**Supplied data:**
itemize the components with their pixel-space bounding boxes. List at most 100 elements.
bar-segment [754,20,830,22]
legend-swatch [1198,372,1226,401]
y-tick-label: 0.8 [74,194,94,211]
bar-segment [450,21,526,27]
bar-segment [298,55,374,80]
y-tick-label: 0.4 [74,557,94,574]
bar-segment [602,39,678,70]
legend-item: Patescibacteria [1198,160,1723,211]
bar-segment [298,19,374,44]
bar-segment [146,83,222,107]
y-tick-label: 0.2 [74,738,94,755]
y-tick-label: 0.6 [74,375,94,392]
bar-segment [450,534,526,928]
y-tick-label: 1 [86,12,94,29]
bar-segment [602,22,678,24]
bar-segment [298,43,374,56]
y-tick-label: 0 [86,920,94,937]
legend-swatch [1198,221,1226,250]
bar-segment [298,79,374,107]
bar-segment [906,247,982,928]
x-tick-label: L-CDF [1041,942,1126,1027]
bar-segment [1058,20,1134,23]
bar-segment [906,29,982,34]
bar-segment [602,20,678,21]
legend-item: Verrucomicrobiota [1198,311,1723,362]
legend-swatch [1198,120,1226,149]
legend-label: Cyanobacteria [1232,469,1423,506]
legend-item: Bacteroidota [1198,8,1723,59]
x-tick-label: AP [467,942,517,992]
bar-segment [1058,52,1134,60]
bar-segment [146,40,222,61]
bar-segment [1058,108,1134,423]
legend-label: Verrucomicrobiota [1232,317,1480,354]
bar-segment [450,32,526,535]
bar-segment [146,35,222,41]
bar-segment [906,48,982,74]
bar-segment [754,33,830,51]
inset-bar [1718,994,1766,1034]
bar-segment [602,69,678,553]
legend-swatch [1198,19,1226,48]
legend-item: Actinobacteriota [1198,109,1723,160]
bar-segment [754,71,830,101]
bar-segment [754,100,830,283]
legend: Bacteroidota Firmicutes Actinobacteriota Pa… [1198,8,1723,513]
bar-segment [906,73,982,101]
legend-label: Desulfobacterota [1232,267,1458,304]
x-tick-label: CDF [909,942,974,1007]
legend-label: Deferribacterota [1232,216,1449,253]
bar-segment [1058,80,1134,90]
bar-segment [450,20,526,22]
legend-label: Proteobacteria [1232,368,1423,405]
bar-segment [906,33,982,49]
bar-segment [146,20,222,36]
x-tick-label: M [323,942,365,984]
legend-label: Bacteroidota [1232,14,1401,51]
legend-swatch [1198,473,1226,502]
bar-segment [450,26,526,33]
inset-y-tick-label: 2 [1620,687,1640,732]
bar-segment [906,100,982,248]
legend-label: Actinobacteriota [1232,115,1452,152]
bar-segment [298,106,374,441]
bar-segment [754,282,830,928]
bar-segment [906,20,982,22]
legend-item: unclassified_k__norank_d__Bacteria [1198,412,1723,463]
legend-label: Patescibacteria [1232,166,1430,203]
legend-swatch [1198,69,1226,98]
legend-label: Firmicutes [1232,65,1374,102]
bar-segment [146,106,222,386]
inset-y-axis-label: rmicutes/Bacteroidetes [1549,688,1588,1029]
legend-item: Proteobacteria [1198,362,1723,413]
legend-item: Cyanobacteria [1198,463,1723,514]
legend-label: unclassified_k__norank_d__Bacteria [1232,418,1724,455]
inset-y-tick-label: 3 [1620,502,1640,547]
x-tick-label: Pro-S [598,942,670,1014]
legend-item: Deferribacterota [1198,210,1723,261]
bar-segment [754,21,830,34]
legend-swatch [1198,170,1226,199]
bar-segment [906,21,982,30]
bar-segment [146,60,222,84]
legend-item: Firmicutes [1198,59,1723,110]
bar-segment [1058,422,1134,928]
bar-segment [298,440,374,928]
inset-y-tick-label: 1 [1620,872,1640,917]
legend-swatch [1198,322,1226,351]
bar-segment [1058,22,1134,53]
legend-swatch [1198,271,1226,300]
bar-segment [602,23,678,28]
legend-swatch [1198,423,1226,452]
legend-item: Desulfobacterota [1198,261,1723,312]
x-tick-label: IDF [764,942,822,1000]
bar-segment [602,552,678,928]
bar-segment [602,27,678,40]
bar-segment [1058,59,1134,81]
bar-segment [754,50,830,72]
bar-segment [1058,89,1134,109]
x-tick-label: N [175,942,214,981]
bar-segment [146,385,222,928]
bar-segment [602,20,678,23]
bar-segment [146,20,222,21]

**Assignment:**
The entries are to be retyped in full, with no alteration.

**Answer to this task:**
itemize the components with their pixel-space bounding boxes. List at most 100 elements.
bar-segment [754,20,830,22]
legend-swatch [1198,372,1226,401]
y-tick-label: 0.8 [74,194,94,211]
bar-segment [450,21,526,27]
bar-segment [298,55,374,80]
y-tick-label: 0.4 [74,557,94,574]
bar-segment [602,39,678,70]
legend-item: Patescibacteria [1198,160,1723,211]
bar-segment [298,19,374,44]
bar-segment [146,83,222,107]
y-tick-label: 0.2 [74,738,94,755]
y-tick-label: 0.6 [74,375,94,392]
bar-segment [450,534,526,928]
y-tick-label: 1 [86,12,94,29]
bar-segment [602,22,678,24]
bar-segment [298,43,374,56]
y-tick-label: 0 [86,920,94,937]
legend-swatch [1198,221,1226,250]
bar-segment [298,79,374,107]
bar-segment [906,247,982,928]
x-tick-label: L-CDF [1041,942,1126,1027]
bar-segment [1058,20,1134,23]
bar-segment [906,29,982,34]
bar-segment [602,20,678,21]
legend-item: Verrucomicrobiota [1198,311,1723,362]
legend-swatch [1198,120,1226,149]
legend-label: Cyanobacteria [1232,469,1423,506]
legend-item: Bacteroidota [1198,8,1723,59]
x-tick-label: AP [467,942,517,992]
bar-segment [1058,52,1134,60]
bar-segment [146,40,222,61]
bar-segment [1058,108,1134,423]
legend-label: Verrucomicrobiota [1232,317,1480,354]
bar-segment [450,32,526,535]
bar-segment [146,35,222,41]
bar-segment [906,48,982,74]
bar-segment [754,33,830,51]
inset-bar [1718,994,1766,1034]
bar-segment [602,69,678,553]
legend-swatch [1198,19,1226,48]
legend-item: Actinobacteriota [1198,109,1723,160]
bar-segment [754,71,830,101]
bar-segment [754,100,830,283]
legend: Bacteroidota Firmicutes Actinobacteriota Pa… [1198,8,1723,513]
bar-segment [906,73,982,101]
legend-label: Desulfobacterota [1232,267,1458,304]
x-tick-label: CDF [909,942,974,1007]
legend-label: Deferribacterota [1232,216,1449,253]
bar-segment [1058,80,1134,90]
bar-segment [450,20,526,22]
legend-label: Proteobacteria [1232,368,1423,405]
bar-segment [906,33,982,49]
bar-segment [146,20,222,36]
x-tick-label: M [323,942,365,984]
legend-label: Bacteroidota [1232,14,1401,51]
legend-swatch [1198,473,1226,502]
bar-segment [450,26,526,33]
inset-y-tick-label: 2 [1620,687,1640,732]
bar-segment [906,100,982,248]
legend-label: Actinobacteriota [1232,115,1452,152]
bar-segment [298,106,374,441]
bar-segment [754,282,830,928]
bar-segment [906,20,982,22]
legend-item: unclassified_k__norank_d__Bacteria [1198,412,1723,463]
legend-label: Patescibacteria [1232,166,1430,203]
legend-swatch [1198,69,1226,98]
legend-label: Firmicutes [1232,65,1374,102]
bar-segment [146,106,222,386]
inset-y-axis-label: rmicutes/Bacteroidetes [1549,688,1588,1029]
legend-item: Proteobacteria [1198,362,1723,413]
legend-item: Cyanobacteria [1198,463,1723,514]
legend-label: unclassified_k__norank_d__Bacteria [1232,418,1724,455]
inset-y-tick-label: 3 [1620,502,1640,547]
x-tick-label: Pro-S [598,942,670,1014]
legend-item: Deferribacterota [1198,210,1723,261]
bar-segment [754,21,830,34]
legend-swatch [1198,170,1226,199]
bar-segment [906,21,982,30]
bar-segment [146,60,222,84]
legend-item: Firmicutes [1198,59,1723,110]
bar-segment [1058,422,1134,928]
bar-segment [298,440,374,928]
inset-y-tick-label: 1 [1620,872,1640,917]
legend-swatch [1198,322,1226,351]
bar-segment [1058,22,1134,53]
legend-swatch [1198,271,1226,300]
bar-segment [602,23,678,28]
legend-swatch [1198,423,1226,452]
legend-item: Desulfobacterota [1198,261,1723,312]
x-tick-label: IDF [764,942,822,1000]
bar-segment [602,552,678,928]
bar-segment [602,27,678,40]
bar-segment [1058,59,1134,81]
bar-segment [754,50,830,72]
bar-segment [1058,89,1134,109]
x-tick-label: N [175,942,214,981]
bar-segment [146,385,222,928]
bar-segment [602,20,678,23]
bar-segment [146,20,222,21]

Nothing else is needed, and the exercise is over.